> Records for this exercise:
# # #

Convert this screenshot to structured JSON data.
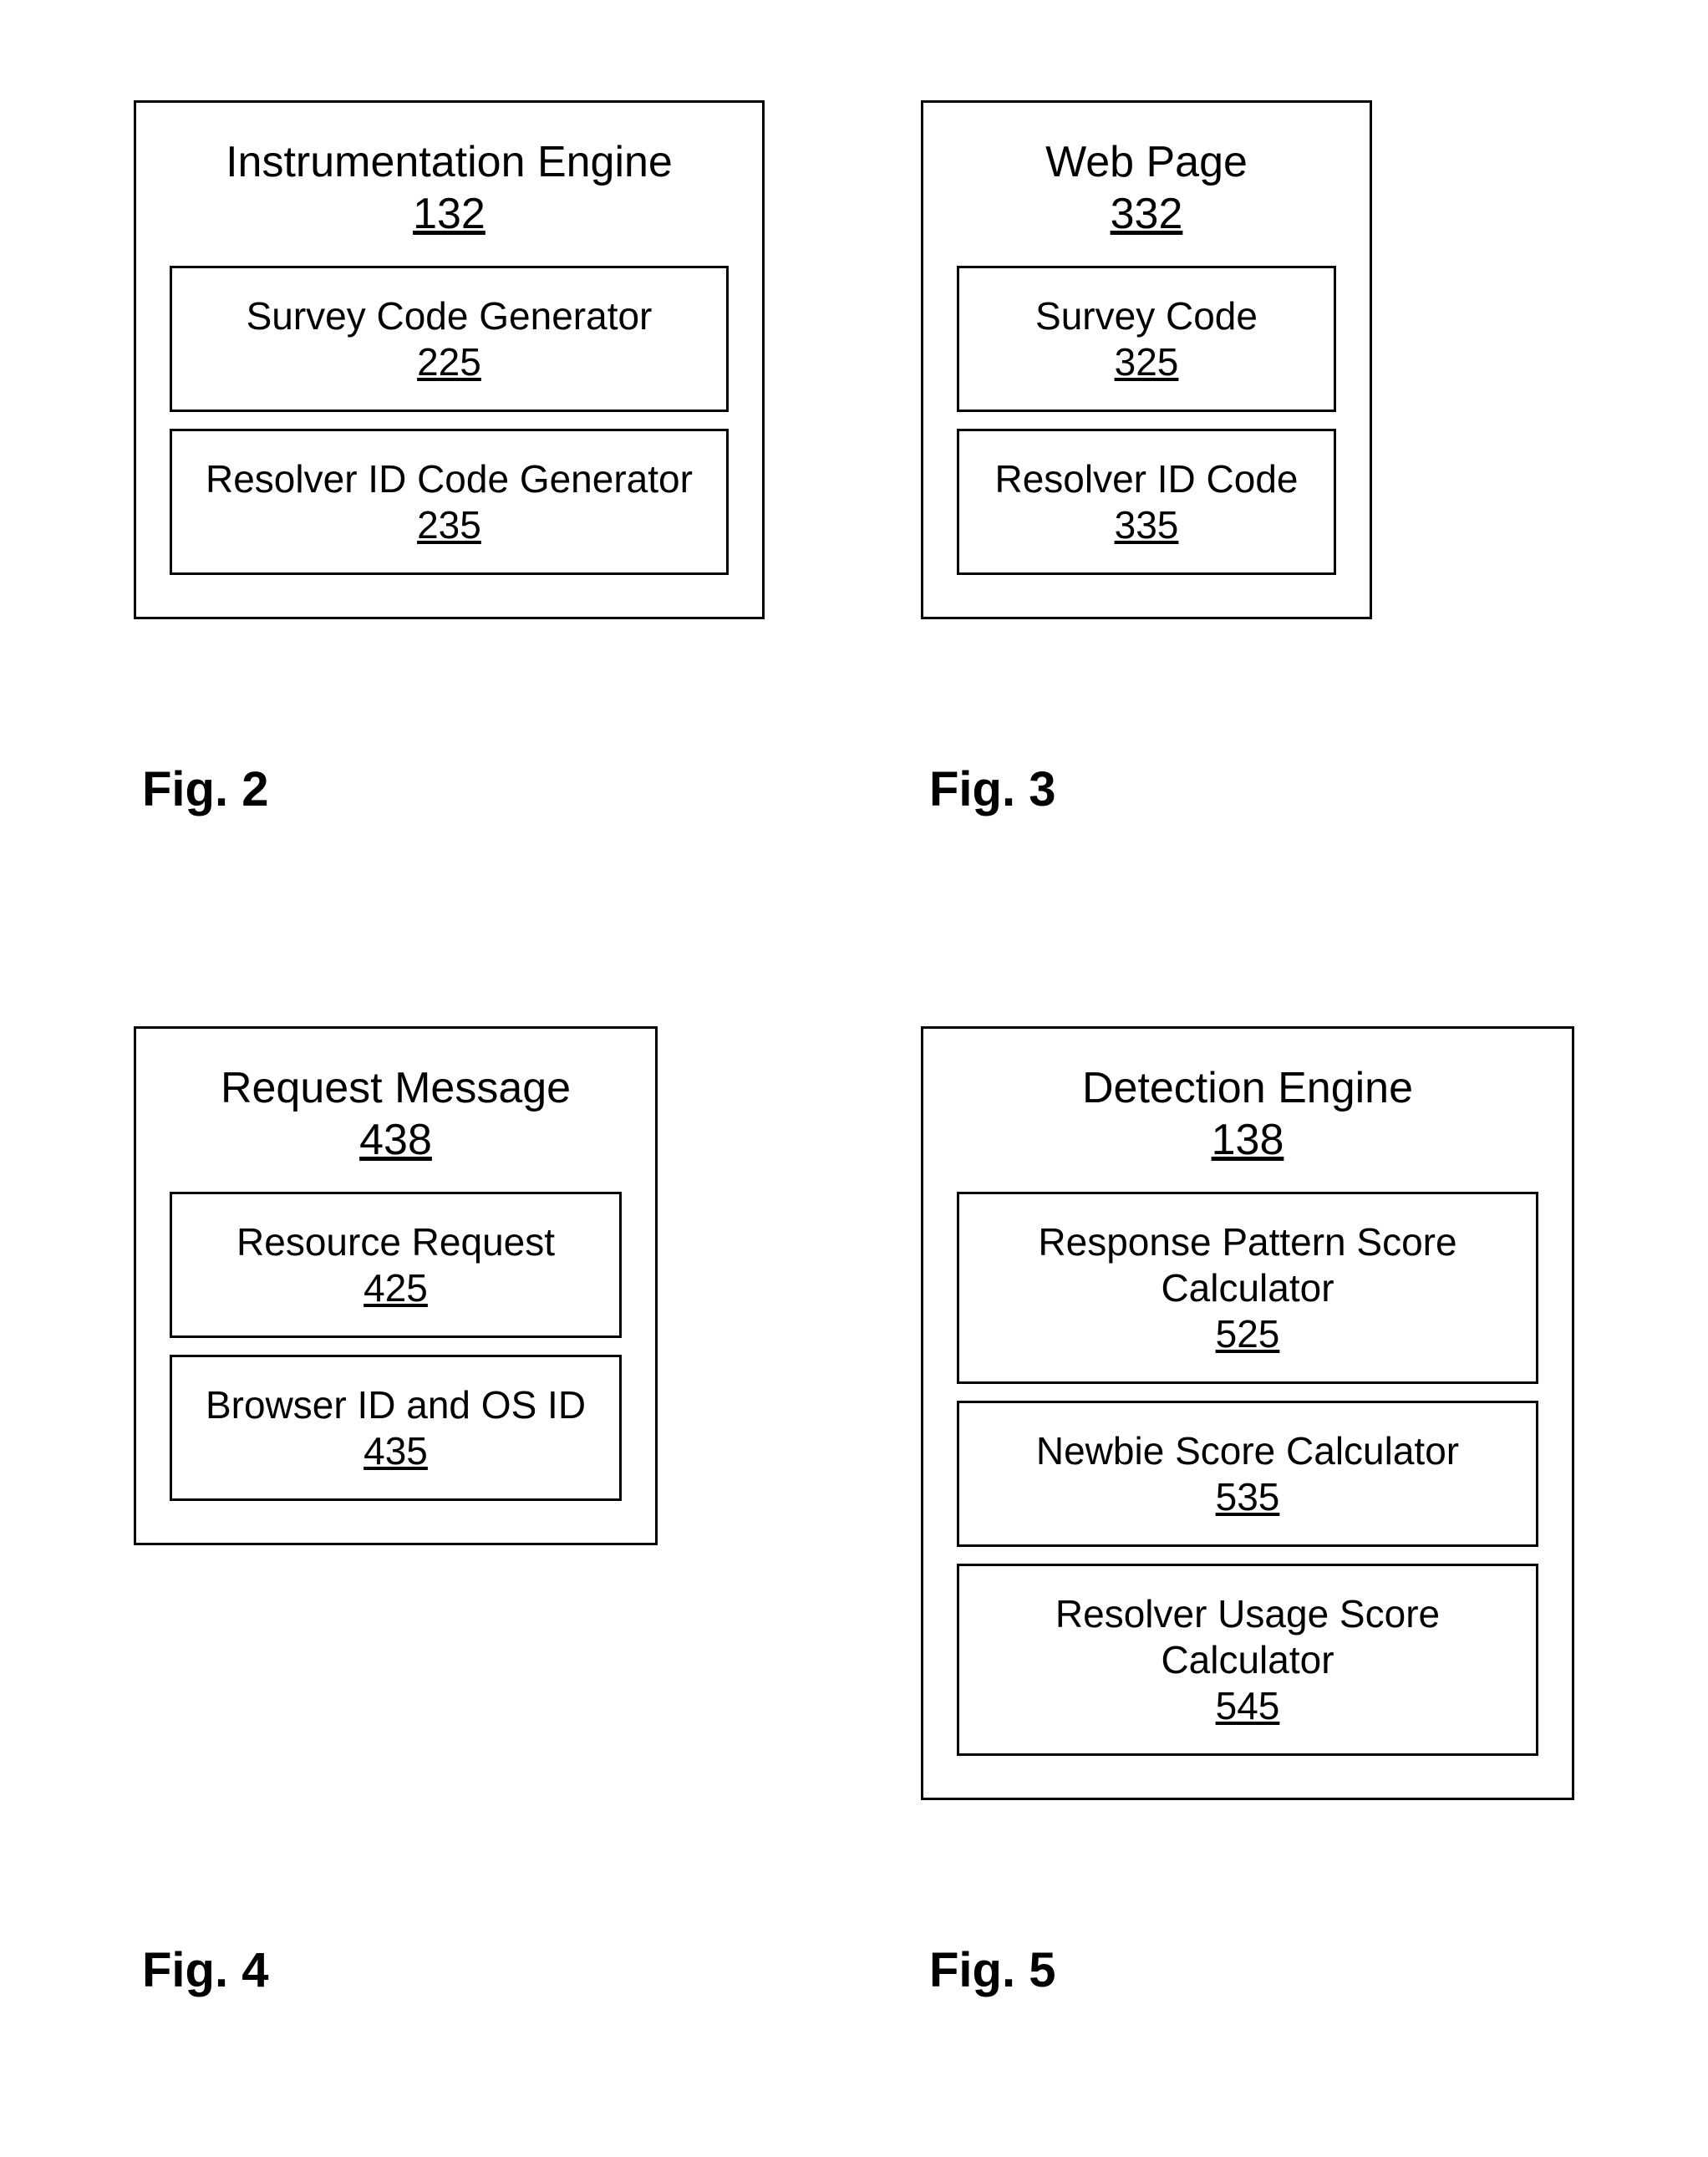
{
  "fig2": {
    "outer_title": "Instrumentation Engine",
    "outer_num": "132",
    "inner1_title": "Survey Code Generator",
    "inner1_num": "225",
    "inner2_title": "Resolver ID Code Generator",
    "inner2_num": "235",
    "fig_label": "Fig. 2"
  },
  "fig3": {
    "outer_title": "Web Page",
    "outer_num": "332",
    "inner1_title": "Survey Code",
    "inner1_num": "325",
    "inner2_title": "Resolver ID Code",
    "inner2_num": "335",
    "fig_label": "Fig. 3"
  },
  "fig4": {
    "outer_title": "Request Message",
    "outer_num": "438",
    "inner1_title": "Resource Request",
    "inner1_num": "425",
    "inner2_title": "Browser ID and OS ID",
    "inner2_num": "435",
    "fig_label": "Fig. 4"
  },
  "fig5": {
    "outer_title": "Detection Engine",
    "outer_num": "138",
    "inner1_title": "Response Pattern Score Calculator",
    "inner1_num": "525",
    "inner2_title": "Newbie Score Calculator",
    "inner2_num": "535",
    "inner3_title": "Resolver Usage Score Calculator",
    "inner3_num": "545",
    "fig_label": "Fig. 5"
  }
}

# # #

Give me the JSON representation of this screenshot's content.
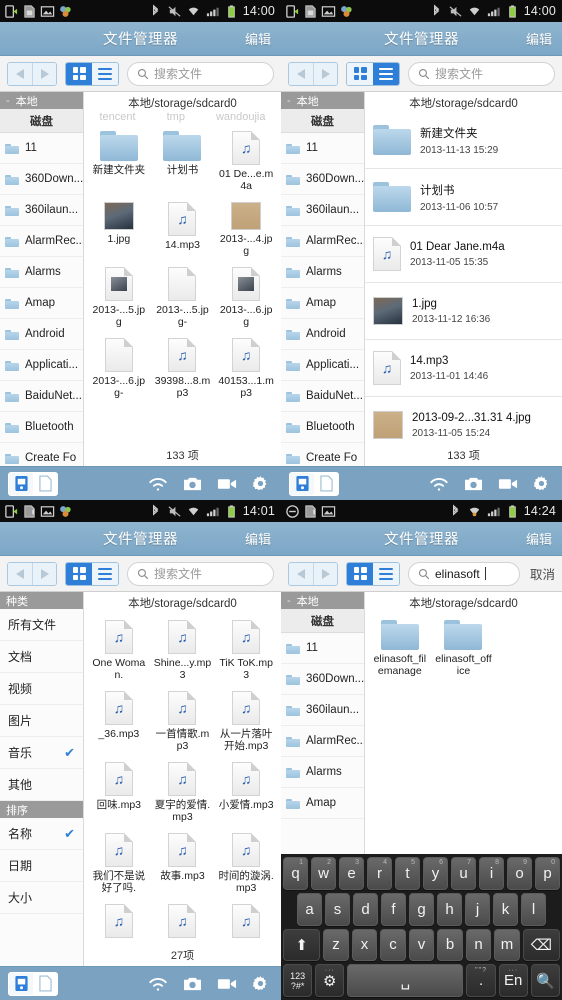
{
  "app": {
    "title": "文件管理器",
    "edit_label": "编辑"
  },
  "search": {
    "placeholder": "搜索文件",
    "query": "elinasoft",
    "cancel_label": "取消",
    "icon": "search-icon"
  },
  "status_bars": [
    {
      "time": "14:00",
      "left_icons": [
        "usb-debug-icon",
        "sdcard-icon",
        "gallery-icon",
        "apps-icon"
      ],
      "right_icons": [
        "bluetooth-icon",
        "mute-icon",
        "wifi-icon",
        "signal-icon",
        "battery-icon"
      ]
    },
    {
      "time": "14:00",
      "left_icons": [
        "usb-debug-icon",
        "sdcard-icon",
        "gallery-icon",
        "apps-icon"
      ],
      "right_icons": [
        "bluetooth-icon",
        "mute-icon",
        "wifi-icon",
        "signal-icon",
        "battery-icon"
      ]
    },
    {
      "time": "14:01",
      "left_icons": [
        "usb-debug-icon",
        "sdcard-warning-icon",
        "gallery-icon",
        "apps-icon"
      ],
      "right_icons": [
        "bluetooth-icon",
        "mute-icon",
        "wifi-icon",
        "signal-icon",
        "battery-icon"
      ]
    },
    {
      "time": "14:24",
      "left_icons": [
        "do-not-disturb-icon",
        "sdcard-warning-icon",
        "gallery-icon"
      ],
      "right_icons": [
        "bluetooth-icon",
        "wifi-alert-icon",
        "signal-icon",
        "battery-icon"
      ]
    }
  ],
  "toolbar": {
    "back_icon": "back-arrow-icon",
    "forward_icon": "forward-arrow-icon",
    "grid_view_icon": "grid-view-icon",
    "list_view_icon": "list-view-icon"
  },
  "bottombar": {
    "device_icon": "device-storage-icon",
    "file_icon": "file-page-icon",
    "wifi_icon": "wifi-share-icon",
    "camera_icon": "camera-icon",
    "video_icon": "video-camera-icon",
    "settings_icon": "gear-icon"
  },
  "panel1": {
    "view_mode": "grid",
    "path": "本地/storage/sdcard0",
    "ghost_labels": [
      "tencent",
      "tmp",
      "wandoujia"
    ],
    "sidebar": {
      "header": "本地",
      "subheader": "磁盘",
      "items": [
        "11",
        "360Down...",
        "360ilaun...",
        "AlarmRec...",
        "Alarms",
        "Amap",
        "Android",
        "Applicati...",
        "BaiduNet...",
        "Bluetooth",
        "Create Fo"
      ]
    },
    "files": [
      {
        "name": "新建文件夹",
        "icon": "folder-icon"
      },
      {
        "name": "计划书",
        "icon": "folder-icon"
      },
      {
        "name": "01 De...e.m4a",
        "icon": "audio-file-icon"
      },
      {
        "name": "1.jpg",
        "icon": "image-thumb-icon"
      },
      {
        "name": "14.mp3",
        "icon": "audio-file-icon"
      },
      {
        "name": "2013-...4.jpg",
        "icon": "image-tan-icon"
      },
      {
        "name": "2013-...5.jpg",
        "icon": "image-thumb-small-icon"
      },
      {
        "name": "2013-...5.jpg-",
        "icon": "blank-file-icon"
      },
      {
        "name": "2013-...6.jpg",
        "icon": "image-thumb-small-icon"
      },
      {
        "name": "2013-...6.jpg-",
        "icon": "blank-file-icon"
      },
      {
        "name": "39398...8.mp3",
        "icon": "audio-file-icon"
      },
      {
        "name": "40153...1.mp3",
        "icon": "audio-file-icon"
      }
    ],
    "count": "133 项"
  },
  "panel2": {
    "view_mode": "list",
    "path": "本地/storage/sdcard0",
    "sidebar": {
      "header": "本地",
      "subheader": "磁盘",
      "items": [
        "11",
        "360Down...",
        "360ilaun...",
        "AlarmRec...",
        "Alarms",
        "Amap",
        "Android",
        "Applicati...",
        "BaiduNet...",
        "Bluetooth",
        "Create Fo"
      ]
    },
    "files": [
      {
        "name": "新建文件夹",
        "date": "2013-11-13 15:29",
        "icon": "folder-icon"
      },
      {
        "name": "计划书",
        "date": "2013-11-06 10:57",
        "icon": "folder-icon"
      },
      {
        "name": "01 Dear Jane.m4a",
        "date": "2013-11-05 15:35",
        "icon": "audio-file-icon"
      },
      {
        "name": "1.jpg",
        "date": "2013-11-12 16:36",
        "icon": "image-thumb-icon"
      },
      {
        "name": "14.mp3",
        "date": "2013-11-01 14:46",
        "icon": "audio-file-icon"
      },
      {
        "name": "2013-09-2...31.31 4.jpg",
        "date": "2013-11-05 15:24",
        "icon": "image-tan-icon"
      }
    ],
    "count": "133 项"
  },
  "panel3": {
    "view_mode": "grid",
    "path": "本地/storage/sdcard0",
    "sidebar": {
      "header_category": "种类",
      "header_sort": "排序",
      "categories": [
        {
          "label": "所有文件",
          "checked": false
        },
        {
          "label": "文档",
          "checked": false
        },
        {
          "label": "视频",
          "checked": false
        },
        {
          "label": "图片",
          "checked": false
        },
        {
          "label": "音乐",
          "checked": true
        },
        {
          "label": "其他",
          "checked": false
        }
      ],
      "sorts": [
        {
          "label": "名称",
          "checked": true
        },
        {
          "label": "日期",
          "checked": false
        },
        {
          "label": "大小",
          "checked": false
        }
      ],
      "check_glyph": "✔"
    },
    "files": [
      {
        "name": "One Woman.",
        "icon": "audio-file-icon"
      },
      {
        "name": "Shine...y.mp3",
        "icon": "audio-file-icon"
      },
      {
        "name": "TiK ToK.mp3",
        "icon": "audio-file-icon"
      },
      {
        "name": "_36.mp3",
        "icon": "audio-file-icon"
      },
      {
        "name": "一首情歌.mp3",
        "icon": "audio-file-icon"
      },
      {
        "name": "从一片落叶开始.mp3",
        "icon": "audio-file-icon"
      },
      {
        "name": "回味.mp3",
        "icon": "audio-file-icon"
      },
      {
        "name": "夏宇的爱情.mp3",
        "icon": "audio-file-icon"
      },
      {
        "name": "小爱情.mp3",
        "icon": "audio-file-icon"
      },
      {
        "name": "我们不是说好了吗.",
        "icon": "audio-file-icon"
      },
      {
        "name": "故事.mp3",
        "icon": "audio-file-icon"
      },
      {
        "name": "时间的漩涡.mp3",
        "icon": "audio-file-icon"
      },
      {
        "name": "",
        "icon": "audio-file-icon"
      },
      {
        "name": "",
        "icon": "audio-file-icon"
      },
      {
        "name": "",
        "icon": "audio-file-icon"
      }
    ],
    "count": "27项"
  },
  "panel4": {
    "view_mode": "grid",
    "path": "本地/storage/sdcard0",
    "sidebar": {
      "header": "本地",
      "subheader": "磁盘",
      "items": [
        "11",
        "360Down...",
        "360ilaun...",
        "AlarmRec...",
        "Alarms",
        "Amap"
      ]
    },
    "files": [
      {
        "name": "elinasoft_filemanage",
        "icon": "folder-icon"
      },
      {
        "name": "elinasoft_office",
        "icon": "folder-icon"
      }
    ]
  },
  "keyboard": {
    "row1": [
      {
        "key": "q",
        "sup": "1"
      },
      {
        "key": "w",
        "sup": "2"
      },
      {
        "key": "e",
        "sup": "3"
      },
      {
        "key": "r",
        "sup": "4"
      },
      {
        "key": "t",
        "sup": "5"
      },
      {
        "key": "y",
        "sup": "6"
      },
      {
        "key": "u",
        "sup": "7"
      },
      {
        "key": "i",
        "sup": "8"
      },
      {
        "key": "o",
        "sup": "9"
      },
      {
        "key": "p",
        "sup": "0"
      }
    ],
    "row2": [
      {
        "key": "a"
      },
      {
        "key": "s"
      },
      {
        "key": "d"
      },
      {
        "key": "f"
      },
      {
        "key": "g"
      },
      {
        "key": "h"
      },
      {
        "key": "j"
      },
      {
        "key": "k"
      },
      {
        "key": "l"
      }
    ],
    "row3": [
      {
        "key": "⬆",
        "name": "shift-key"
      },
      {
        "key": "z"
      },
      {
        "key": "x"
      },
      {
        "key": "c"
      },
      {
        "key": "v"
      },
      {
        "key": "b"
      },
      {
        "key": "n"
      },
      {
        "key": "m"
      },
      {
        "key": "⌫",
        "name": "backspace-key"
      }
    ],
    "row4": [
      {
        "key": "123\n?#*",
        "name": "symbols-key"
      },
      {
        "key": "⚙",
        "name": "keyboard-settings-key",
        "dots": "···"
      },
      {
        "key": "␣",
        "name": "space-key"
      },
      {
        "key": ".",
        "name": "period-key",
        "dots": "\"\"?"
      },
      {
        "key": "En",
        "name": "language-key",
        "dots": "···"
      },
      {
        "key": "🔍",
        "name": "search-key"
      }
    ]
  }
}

# # #

Check every line of the records above for the string "list" and say how many contain it, giving the number alone.

2